╭─ RECORDS PROVIDED
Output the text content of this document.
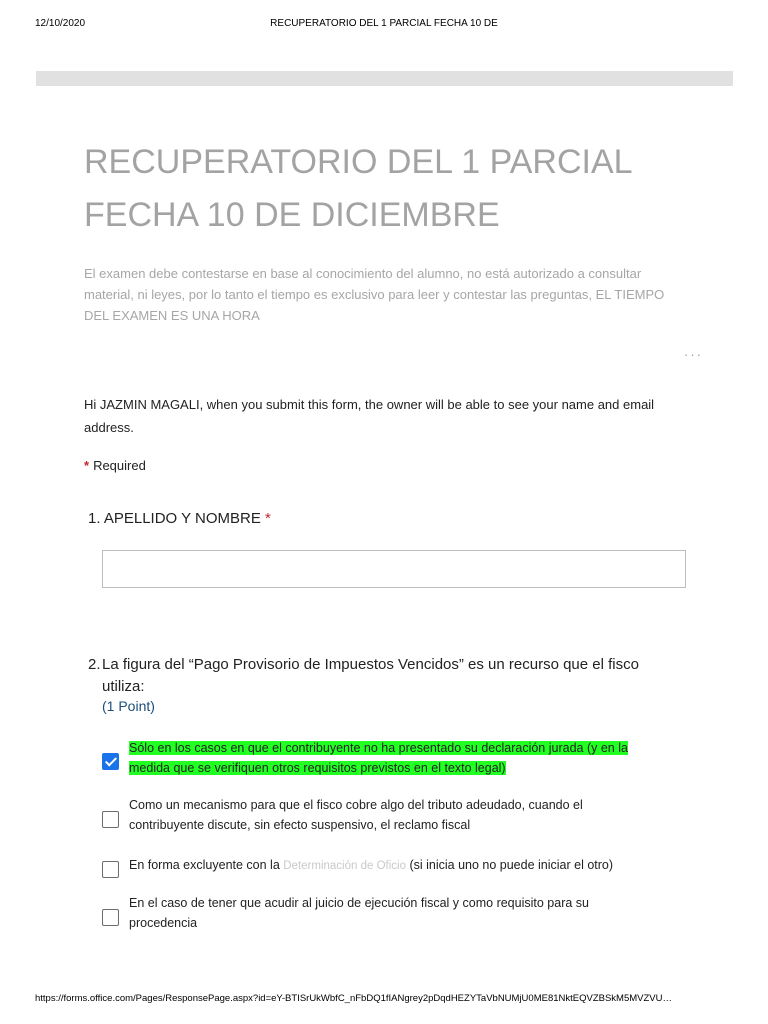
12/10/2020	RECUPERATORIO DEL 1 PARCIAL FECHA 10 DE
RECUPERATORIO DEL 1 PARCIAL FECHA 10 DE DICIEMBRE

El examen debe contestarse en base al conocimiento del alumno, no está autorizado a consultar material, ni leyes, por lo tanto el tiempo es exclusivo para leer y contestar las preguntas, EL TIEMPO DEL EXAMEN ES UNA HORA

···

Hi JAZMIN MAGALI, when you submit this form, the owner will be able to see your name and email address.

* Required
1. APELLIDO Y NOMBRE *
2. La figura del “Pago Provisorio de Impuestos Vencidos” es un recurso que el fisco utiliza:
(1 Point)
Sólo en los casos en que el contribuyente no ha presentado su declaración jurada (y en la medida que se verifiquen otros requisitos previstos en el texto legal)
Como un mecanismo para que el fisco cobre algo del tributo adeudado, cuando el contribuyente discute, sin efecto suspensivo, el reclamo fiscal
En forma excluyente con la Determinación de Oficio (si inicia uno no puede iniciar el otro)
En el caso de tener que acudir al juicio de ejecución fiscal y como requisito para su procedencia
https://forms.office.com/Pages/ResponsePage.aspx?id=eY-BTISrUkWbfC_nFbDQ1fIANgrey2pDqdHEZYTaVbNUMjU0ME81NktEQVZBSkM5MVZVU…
╰─
╭─ RECORDS PROVIDED
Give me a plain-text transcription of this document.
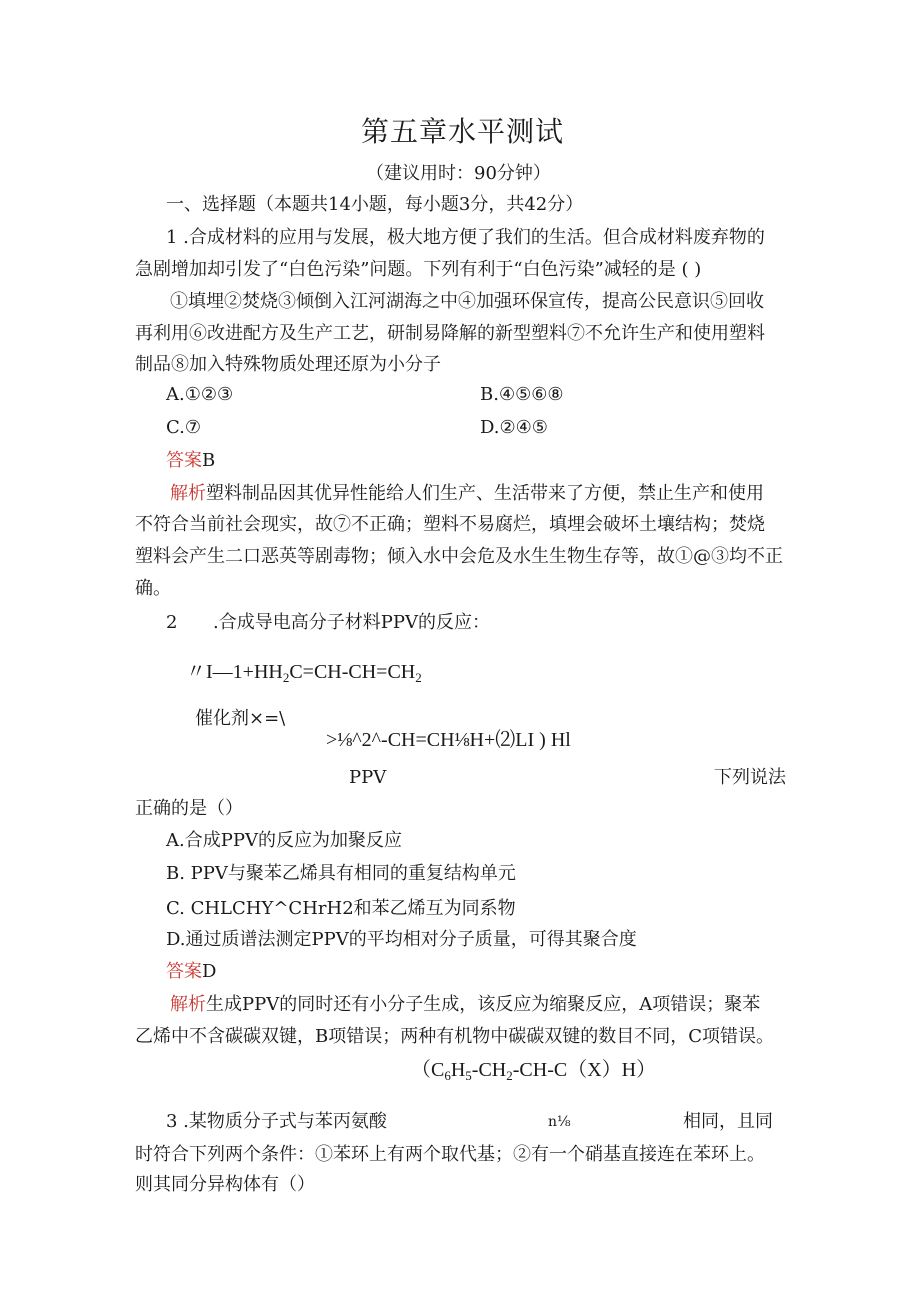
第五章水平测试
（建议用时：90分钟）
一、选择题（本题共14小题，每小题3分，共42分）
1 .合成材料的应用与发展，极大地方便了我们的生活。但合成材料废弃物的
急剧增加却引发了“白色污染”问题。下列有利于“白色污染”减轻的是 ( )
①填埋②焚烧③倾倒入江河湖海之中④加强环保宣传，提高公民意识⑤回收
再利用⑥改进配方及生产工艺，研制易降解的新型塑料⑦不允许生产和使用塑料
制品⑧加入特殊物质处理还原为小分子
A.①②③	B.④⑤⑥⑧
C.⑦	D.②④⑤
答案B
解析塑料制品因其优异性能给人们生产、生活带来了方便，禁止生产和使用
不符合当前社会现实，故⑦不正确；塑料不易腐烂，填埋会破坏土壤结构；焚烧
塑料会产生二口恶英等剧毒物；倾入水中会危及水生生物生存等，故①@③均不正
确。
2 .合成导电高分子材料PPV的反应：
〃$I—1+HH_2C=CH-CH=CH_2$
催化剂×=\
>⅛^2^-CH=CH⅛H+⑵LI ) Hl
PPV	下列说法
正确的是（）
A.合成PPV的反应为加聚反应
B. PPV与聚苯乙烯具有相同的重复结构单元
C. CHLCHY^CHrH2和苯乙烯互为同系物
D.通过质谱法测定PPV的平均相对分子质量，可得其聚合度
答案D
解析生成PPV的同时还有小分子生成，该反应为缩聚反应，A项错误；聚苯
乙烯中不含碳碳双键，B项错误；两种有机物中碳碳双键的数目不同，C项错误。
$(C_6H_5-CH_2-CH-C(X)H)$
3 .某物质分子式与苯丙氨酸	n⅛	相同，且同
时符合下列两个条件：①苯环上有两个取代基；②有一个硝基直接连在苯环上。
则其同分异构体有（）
╰─
_WHAT NEEDS TO BE DONE_
Copy down every line of the entries containing the word "fisco".

_EXERCISE OUTPUT_
2. La figura del “Pago Provisorio de Impuestos Vencidos” es un recurso que el fisco utiliza:
Como un mecanismo para que el fisco cobre algo del tributo adeudado, cuando el contribuyente discute, sin efecto suspensivo, el reclamo fiscal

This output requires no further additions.